> _What the task asks_
Take the entries below and print all of them exactly, please.

[Recorded data]

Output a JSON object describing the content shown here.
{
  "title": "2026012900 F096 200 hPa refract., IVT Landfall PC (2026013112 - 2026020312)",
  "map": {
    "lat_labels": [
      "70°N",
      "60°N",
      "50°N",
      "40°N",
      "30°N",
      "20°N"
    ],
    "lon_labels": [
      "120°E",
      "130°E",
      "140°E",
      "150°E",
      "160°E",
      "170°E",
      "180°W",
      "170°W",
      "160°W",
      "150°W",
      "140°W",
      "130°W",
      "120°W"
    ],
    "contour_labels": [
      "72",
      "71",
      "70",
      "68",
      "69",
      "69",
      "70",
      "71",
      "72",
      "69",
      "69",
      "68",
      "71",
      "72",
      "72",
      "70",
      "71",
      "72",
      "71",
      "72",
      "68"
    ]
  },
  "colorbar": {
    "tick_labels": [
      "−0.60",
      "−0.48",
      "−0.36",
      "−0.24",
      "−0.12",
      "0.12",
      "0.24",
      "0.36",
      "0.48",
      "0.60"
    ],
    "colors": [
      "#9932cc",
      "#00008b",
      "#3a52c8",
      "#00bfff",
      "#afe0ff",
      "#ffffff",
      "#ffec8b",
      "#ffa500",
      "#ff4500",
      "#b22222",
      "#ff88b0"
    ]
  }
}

> _Correct output_
Output a JSON object describing the content shown here.
{
  "title": "2026012900 F096 200 hPa refract., IVT Landfall PC (2026013112 - 2026020312)",
  "map": {
    "lat_labels": [
      "70°N",
      "60°N",
      "50°N",
      "40°N",
      "30°N",
      "20°N"
    ],
    "lon_labels": [
      "120°E",
      "130°E",
      "140°E",
      "150°E",
      "160°E",
      "170°E",
      "180°W",
      "170°W",
      "160°W",
      "150°W",
      "140°W",
      "130°W",
      "120°W"
    ],
    "contour_labels": [
      "72",
      "71",
      "70",
      "68",
      "69",
      "69",
      "70",
      "71",
      "72",
      "69",
      "69",
      "68",
      "71",
      "72",
      "72",
      "70",
      "71",
      "72",
      "71",
      "72",
      "68"
    ]
  },
  "colorbar": {
    "tick_labels": [
      "−0.60",
      "−0.48",
      "−0.36",
      "−0.24",
      "−0.12",
      "0.12",
      "0.24",
      "0.36",
      "0.48",
      "0.60"
    ],
    "colors": [
      "#9932cc",
      "#00008b",
      "#3a52c8",
      "#00bfff",
      "#afe0ff",
      "#ffffff",
      "#ffec8b",
      "#ffa500",
      "#ff4500",
      "#b22222",
      "#ff88b0"
    ]
  }
}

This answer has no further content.